===== Provided data

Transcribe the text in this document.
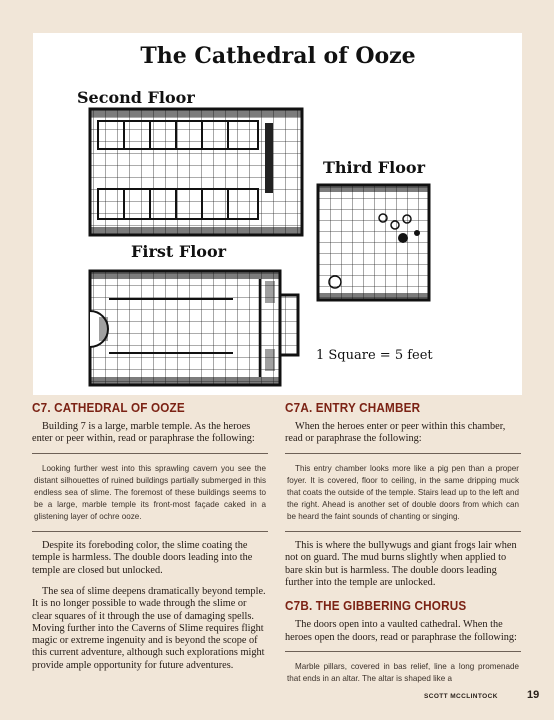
The Cathedral of Ooze
Second Floor
Third Floor
First Floor
1 Square = 5 feet
C7. CATHEDRAL OF OOZE

Building 7 is a large, marble temple. As the heroes enter or peer within, read or paraphrase the following:

Looking further west into this sprawling cavern you see the distant silhouettes of ruined buildings partially submerged in this endless sea of slime. The foremost of these buildings seems to be a large, marble temple its front-most façade caked in a glistening layer of ochre ooze.

Despite its foreboding color, the slime coating the temple is harmless. The double doors leading into the temple are closed but unlocked.

The sea of slime deepens dramatically beyond temple. It is no longer possible to wade through the slime or clear squares of it through the use of damaging spells. Moving further into the Caverns of Slime requires flight magic or extreme ingenuity and is beyond the scope of this current adventure, although such explorations might provide ample opportunity for future adventures.

C7A. ENTRY CHAMBER

When the heroes enter or peer within this chamber, read or paraphrase the following:

This entry chamber looks more like a pig pen than a proper foyer. It is covered, floor to ceiling, in the same dripping muck that coats the outside of the temple. Stairs lead up to the left and the right. Ahead is another set of double doors from which can be heard the faint sounds of chanting or singing.

This is where the bullywugs and giant frogs lair when not on guard. The mud burns slightly when applied to bare skin but is harmless. The double doors leading further into the temple are unlocked.

C7B. THE GIBBERING CHORUS

The doors open into a vaulted cathedral. When the heroes open the doors, read or paraphrase the following:

Marble pillars, covered in bas relief, line a long promenade that ends in an altar. The altar is shaped like a
SCOTT MCCLINTOCK	19
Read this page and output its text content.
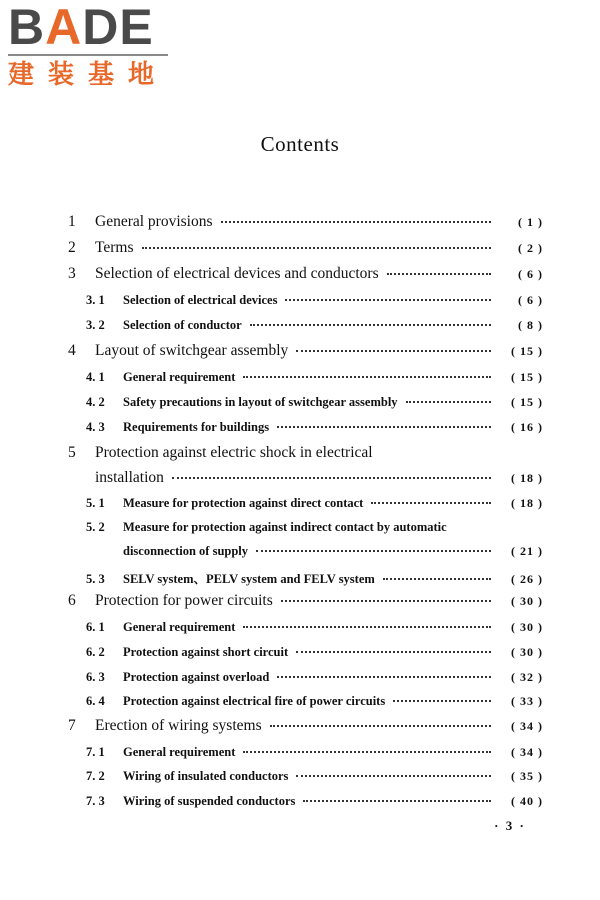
BADE
建装基地
Contents
1	General provisions	( 1 )
2	Terms	( 2 )
3	Selection of electrical devices and conductors	( 6 )
3. 1	Selection of electrical devices	( 6 )
3. 2	Selection of conductor	( 8 )
4	Layout of switchgear assembly	( 15 )
4. 1	General requirement	( 15 )
4. 2	Safety precautions in layout of switchgear assembly	( 15 )
4. 3	Requirements for buildings	( 16 )
5	Protection against electric shock in electrical
installation	( 18 )
5. 1	Measure for protection against direct contact	( 18 )
5. 2	Measure for protection against indirect contact by automatic
disconnection of supply	( 21 )
5. 3	SELV system、PELV system and FELV system	( 26 )
6	Protection for power circuits	( 30 )
6. 1	General requirement	( 30 )
6. 2	Protection against short circuit	( 30 )
6. 3	Protection against overload	( 32 )
6. 4	Protection against electrical fire of power circuits	( 33 )
7	Erection of wiring systems	( 34 )
7. 1	General requirement	( 34 )
7. 2	Wiring of insulated conductors	( 35 )
7. 3	Wiring of suspended conductors	( 40 )
· 3 ·
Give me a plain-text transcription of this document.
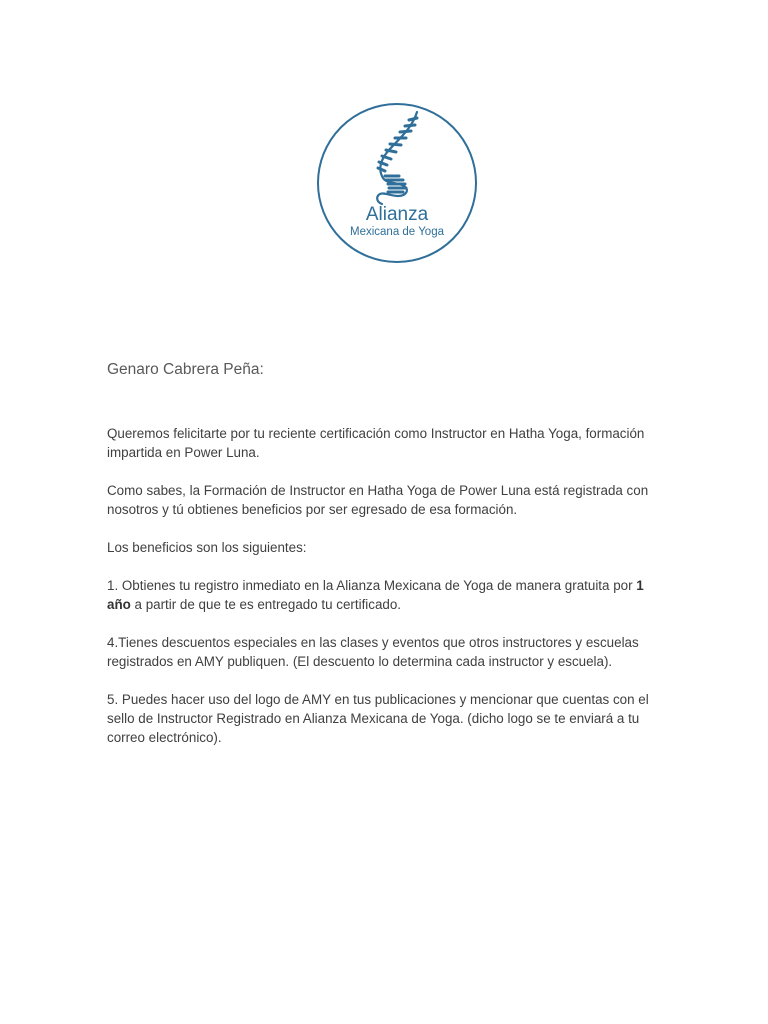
Alianza
Mexicana de Yoga
Genaro Cabrera Peña:
Queremos felicitarte por tu reciente certificación como Instructor en Hatha Yoga, formación impartida en Power Luna.
Como sabes, la Formación de Instructor en Hatha Yoga de Power Luna está registrada con nosotros y tú obtienes beneficios por ser egresado de esa formación.
Los beneficios son los siguientes:
1. Obtienes tu registro inmediato en la Alianza Mexicana de Yoga de manera gratuita por 1 año a partir de que te es entregado tu certificado.
4.Tienes descuentos especiales en las clases y eventos que otros instructores y escuelas registrados en AMY publiquen. (El descuento lo determina cada instructor y escuela).
5. Puedes hacer uso del logo de AMY en tus publicaciones y mencionar que cuentas con el sello de Instructor Registrado en Alianza Mexicana de Yoga. (dicho logo se te enviará a tu correo electrónico).
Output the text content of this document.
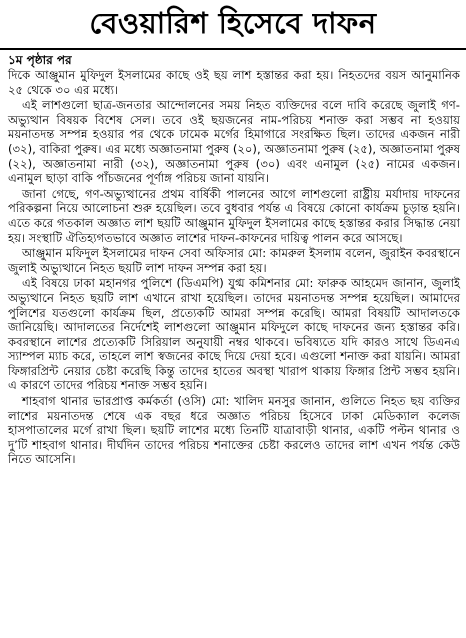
বেওয়ারিশ হিসেবে দাফন

১ম পৃষ্ঠার পর

দিকে আঞ্জুমান মুফিদুল ইসলামের কাছে ওই ছয় লাশ হস্তান্তর করা হয়। নিহতদের বয়স আনুমানিক ২৫ থেকে ৩০ এর মধ্যে।

এই লাশগুলো ছাত্র-জনতার আন্দোলনের সময় নিহত ব্যক্তিদের বলে দাবি করেছে জুলাই গণ-অভ্যুত্থান বিষয়ক বিশেষ সেল। তবে ওই ছয়জনের নাম-পরিচয় শনাক্ত করা সম্ভব না হওয়ায় ময়নাতদন্ত সম্পন্ন হওয়ার পর থেকে ঢামেক মর্গের হিমাগারে সংরক্ষিত ছিল। তাদের একজন নারী (৩২), বাকিরা পুরুষ। এর মধ্যে অজ্ঞাতনামা পুরুষ (২০), অজ্ঞাতনামা পুরুষ (২৫), অজ্ঞাতনামা পুরুষ (২২), অজ্ঞাতনামা নারী (৩২), অজ্ঞাতনামা পুরুষ (৩০) এবং এনামুল (২৫) নামের একজন। এনামুল ছাড়া বাকি পাঁচজনের পূর্ণাঙ্গ পরিচয় জানা যায়নি।

জানা গেছে, গণ-অভ্যুত্থানের প্রথম বার্ষিকী পালনের আগে লাশগুলো রাষ্ট্রীয় মর্যাদায় দাফনের পরিকল্পনা নিয়ে আলোচনা শুরু হয়েছিল। তবে বুধবার পর্যন্ত এ বিষয়ে কোনো কার্যক্রম চূড়ান্ত হয়নি। এতে করে গতকাল অজ্ঞাত লাশ ছয়টি আঞ্জুমান মুফিদুল ইসলামের কাছে হস্তান্তর করার সিদ্ধান্ত নেয়া হয়। সংস্থাটি ঐতিহ্যগতভাবে অজ্ঞাত লাশের দাফন-কাফনের দায়িত্ব পালন করে আসছে।

আঞ্জুমান মফিদুল ইসলামের দাফন সেবা অফিসার মো: কামরুল ইসলাম বলেন, জুরাইন কবরস্থানে জুলাই অভ্যুত্থানে নিহত ছয়টি লাশ দাফন সম্পন্ন করা হয়।

এই বিষয়ে ঢাকা মহানগর পুলিশে (ডিএমপি) যুগ্ম কমিশনার মো: ফারুক আহমেদ জানান, জুলাই অভ্যুত্থানে নিহত ছয়টি লাশ এখানে রাখা হয়েছিল। তাদের ময়নাতদন্ত সম্পন্ন হয়েছিল। আমাদের পুলিশের যতগুলো কার্যক্রম ছিল, প্রত্যেকটি আমরা সম্পন্ন করেছি। আমরা বিষয়টি আদালতকে জানিয়েছি। আদালতের নির্দেশেই লাশগুলো আঞ্জুমান মফিদুলে কাছে দাফনের জন্য হস্তান্তর করি। কবরস্থানে লাশের প্রত্যেকটি সিরিয়াল অনুযায়ী নম্বর থাকবে। ভবিষ্যতে যদি কারও সাথে ডিএনএ স্যাম্পল ম্যাচ করে, তাহলে লাশ স্বজনের কাছে দিয়ে দেয়া হবে। এগুলো শনাক্ত করা যায়নি। আমরা ফিঙ্গারপ্রিন্ট নেয়ার চেষ্টা করেছি কিন্তু তাদের হাতের অবস্থা খারাপ থাকায় ফিঙ্গার প্রিন্ট সম্ভব হয়নি। এ কারণে তাদের পরিচয় শনাক্ত সম্ভব হয়নি।

শাহবাগ থানার ভারপ্রাপ্ত কর্মকর্তা (ওসি) মো: খালিদ মনসুর জানান, গুলিতে নিহত ছয় ব্যক্তির লাশের ময়নাতদন্ত শেষে এক বছর ধরে অজ্ঞাত পরিচয় হিসেবে ঢাকা মেডিক্যাল কলেজ হাসপাতালের মর্গে রাখা ছিল। ছয়টি লাশের মধ্যে তিনটি যাত্রাবাড়ী থানার, একটি পল্টন থানার ও দু’টি শাহবাগ থানার। দীর্ঘদিন তাদের পরিচয় শনাক্তের চেষ্টা করলেও তাদের লাশ এখন পর্যন্ত কেউ নিতে আসেনি।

==========

The exercise
Reproduce every line above as written, skipping pictures.

Answer in full
Transcribe the text in this document.
The Cathedral of Ooze
Second Floor
Third Floor
First Floor
1 Square = 5 feet
C7. CATHEDRAL OF OOZE

Building 7 is a large, marble temple. As the heroes enter or peer within, read or paraphrase the following:

Looking further west into this sprawling cavern you see the distant silhouettes of ruined buildings partially submerged in this endless sea of slime. The foremost of these buildings seems to be a large, marble temple its front-most façade caked in a glistening layer of ochre ooze.

Despite its foreboding color, the slime coating the temple is harmless. The double doors leading into the temple are closed but unlocked.

The sea of slime deepens dramatically beyond temple. It is no longer possible to wade through the slime or clear squares of it through the use of damaging spells. Moving further into the Caverns of Slime requires flight magic or extreme ingenuity and is beyond the scope of this current adventure, although such explorations might provide ample opportunity for future adventures.

C7A. ENTRY CHAMBER

When the heroes enter or peer within this chamber, read or paraphrase the following:

This entry chamber looks more like a pig pen than a proper foyer. It is covered, floor to ceiling, in the same dripping muck that coats the outside of the temple. Stairs lead up to the left and the right. Ahead is another set of double doors from which can be heard the faint sounds of chanting or singing.

This is where the bullywugs and giant frogs lair when not on guard. The mud burns slightly when applied to bare skin but is harmless. The double doors leading further into the temple are unlocked.

C7B. THE GIBBERING CHORUS

The doors open into a vaulted cathedral. When the heroes open the doors, read or paraphrase the following:

Marble pillars, covered in bas relief, line a long promenade that ends in an altar. The altar is shaped like a
SCOTT MCCLINTOCK	19
Read this page and output its text content.
BADE
建装基地
Contents
1	General provisions	( 1 )
2	Terms	( 2 )
3	Selection of electrical devices and conductors	( 6 )
3. 1	Selection of electrical devices	( 6 )
3. 2	Selection of conductor	( 8 )
4	Layout of switchgear assembly	( 15 )
4. 1	General requirement	( 15 )
4. 2	Safety precautions in layout of switchgear assembly	( 15 )
4. 3	Requirements for buildings	( 16 )
5	Protection against electric shock in electrical
installation	( 18 )
5. 1	Measure for protection against direct contact	( 18 )
5. 2	Measure for protection against indirect contact by automatic
disconnection of supply	( 21 )
5. 3	SELV system、PELV system and FELV system	( 26 )
6	Protection for power circuits	( 30 )
6. 1	General requirement	( 30 )
6. 2	Protection against short circuit	( 30 )
6. 3	Protection against overload	( 32 )
6. 4	Protection against electrical fire of power circuits	( 33 )
7	Erection of wiring systems	( 34 )
7. 1	General requirement	( 34 )
7. 2	Wiring of insulated conductors	( 35 )
7. 3	Wiring of suspended conductors	( 40 )
· 3 ·
Give me a plain-text transcription of this document.
Alianza
Mexicana de Yoga
Genaro Cabrera Peña:
Queremos felicitarte por tu reciente certificación como Instructor en Hatha Yoga, formación impartida en Power Luna.
Como sabes, la Formación de Instructor en Hatha Yoga de Power Luna está registrada con nosotros y tú obtienes beneficios por ser egresado de esa formación.
Los beneficios son los siguientes:
1. Obtienes tu registro inmediato en la Alianza Mexicana de Yoga de manera gratuita por 1 año a partir de que te es entregado tu certificado.
4.Tienes descuentos especiales en las clases y eventos que otros instructores y escuelas registrados en AMY publiquen. (El descuento lo determina cada instructor y escuela).
5. Puedes hacer uso del logo de AMY en tus publicaciones y mencionar que cuentas con el sello de Instructor Registrado en Alianza Mexicana de Yoga. (dicho logo se te enviará a tu correo electrónico).
Output the text content of this document.
বেওয়ারিশ হিসেবে দাফন

১ম পৃষ্ঠার পর

দিকে আঞ্জুমান মুফিদুল ইসলামের কাছে ওই ছয় লাশ হস্তান্তর করা হয়। নিহতদের বয়স আনুমানিক ২৫ থেকে ৩০ এর মধ্যে।

এই লাশগুলো ছাত্র-জনতার আন্দোলনের সময় নিহত ব্যক্তিদের বলে দাবি করেছে জুলাই গণ-অভ্যুত্থান বিষয়ক বিশেষ সেল। তবে ওই ছয়জনের নাম-পরিচয় শনাক্ত করা সম্ভব না হওয়ায় ময়নাতদন্ত সম্পন্ন হওয়ার পর থেকে ঢামেক মর্গের হিমাগারে সংরক্ষিত ছিল। তাদের একজন নারী (৩২), বাকিরা পুরুষ। এর মধ্যে অজ্ঞাতনামা পুরুষ (২০), অজ্ঞাতনামা পুরুষ (২৫), অজ্ঞাতনামা পুরুষ (২২), অজ্ঞাতনামা নারী (৩২), অজ্ঞাতনামা পুরুষ (৩০) এবং এনামুল (২৫) নামের একজন। এনামুল ছাড়া বাকি পাঁচজনের পূর্ণাঙ্গ পরিচয় জানা যায়নি।

জানা গেছে, গণ-অভ্যুত্থানের প্রথম বার্ষিকী পালনের আগে লাশগুলো রাষ্ট্রীয় মর্যাদায় দাফনের পরিকল্পনা নিয়ে আলোচনা শুরু হয়েছিল। তবে বুধবার পর্যন্ত এ বিষয়ে কোনো কার্যক্রম চূড়ান্ত হয়নি। এতে করে গতকাল অজ্ঞাত লাশ ছয়টি আঞ্জুমান মুফিদুল ইসলামের কাছে হস্তান্তর করার সিদ্ধান্ত নেয়া হয়। সংস্থাটি ঐতিহ্যগতভাবে অজ্ঞাত লাশের দাফন-কাফনের দায়িত্ব পালন করে আসছে।

আঞ্জুমান মফিদুল ইসলামের দাফন সেবা অফিসার মো: কামরুল ইসলাম বলেন, জুরাইন কবরস্থানে জুলাই অভ্যুত্থানে নিহত ছয়টি লাশ দাফন সম্পন্ন করা হয়।

এই বিষয়ে ঢাকা মহানগর পুলিশে (ডিএমপি) যুগ্ম কমিশনার মো: ফারুক আহমেদ জানান, জুলাই অভ্যুত্থানে নিহত ছয়টি লাশ এখানে রাখা হয়েছিল। তাদের ময়নাতদন্ত সম্পন্ন হয়েছিল। আমাদের পুলিশের যতগুলো কার্যক্রম ছিল, প্রত্যেকটি আমরা সম্পন্ন করেছি। আমরা বিষয়টি আদালতকে জানিয়েছি। আদালতের নির্দেশেই লাশগুলো আঞ্জুমান মফিদুলে কাছে দাফনের জন্য হস্তান্তর করি। কবরস্থানে লাশের প্রত্যেকটি সিরিয়াল অনুযায়ী নম্বর থাকবে। ভবিষ্যতে যদি কারও সাথে ডিএনএ স্যাম্পল ম্যাচ করে, তাহলে লাশ স্বজনের কাছে দিয়ে দেয়া হবে। এগুলো শনাক্ত করা যায়নি। আমরা ফিঙ্গারপ্রিন্ট নেয়ার চেষ্টা করেছি কিন্তু তাদের হাতের অবস্থা খারাপ থাকায় ফিঙ্গার প্রিন্ট সম্ভব হয়নি। এ কারণে তাদের পরিচয় শনাক্ত সম্ভব হয়নি।

শাহবাগ থানার ভারপ্রাপ্ত কর্মকর্তা (ওসি) মো: খালিদ মনসুর জানান, গুলিতে নিহত ছয় ব্যক্তির লাশের ময়নাতদন্ত শেষে এক বছর ধরে অজ্ঞাত পরিচয় হিসেবে ঢাকা মেডিক্যাল কলেজ হাসপাতালের মর্গে রাখা ছিল। ছয়টি লাশের মধ্যে তিনটি যাত্রাবাড়ী থানার, একটি পল্টন থানার ও দু’টি শাহবাগ থানার। দীর্ঘদিন তাদের পরিচয় শনাক্তের চেষ্টা করলেও তাদের লাশ এখন পর্যন্ত কেউ নিতে আসেনি।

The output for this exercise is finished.